▶ _WHAT IS BEING ASKED_
Go through the lines below and copy each one that holds the string "this".

▶ _Collected data entries_
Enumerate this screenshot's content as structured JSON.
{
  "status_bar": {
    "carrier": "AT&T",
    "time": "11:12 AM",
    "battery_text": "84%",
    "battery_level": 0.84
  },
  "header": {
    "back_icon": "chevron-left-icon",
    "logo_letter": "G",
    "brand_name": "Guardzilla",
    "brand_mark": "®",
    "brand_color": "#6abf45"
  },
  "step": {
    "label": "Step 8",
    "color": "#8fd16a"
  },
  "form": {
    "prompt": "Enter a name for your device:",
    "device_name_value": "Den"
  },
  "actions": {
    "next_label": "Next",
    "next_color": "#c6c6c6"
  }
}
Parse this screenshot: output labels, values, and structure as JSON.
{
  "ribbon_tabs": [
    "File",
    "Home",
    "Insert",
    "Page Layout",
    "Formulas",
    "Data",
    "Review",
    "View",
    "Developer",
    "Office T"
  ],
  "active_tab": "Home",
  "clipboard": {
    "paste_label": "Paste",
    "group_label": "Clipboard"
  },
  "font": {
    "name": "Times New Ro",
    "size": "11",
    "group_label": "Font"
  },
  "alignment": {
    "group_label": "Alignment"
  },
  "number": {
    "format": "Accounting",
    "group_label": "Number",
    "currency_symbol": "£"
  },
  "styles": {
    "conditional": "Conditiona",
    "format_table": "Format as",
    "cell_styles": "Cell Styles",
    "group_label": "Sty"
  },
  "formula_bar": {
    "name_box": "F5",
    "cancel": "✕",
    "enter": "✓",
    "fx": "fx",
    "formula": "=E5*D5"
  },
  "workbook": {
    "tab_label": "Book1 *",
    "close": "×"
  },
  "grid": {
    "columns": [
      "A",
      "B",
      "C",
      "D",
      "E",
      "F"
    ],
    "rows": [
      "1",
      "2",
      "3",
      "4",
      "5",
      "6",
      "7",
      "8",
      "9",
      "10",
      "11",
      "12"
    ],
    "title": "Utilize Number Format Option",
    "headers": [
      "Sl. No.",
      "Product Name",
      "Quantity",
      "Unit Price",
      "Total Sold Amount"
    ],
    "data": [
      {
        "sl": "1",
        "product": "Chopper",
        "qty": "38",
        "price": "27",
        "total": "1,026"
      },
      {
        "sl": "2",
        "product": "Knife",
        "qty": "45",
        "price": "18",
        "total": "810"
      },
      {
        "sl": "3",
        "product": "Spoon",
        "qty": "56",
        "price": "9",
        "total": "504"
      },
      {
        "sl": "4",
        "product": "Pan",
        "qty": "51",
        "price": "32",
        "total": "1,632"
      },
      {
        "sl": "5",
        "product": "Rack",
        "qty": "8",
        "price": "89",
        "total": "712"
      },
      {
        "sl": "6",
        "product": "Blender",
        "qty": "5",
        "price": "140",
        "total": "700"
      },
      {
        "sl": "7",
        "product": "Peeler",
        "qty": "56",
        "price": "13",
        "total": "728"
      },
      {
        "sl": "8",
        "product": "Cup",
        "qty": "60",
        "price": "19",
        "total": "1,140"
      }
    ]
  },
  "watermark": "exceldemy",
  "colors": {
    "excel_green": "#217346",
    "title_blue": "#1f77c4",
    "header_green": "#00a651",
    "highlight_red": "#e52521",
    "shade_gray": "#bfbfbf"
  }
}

▶ _WRITTEN SOLUTION_
Enumerate this screenshot's content as structured JSON.
Parse this screenshot: output labels, values, and structure as JSON.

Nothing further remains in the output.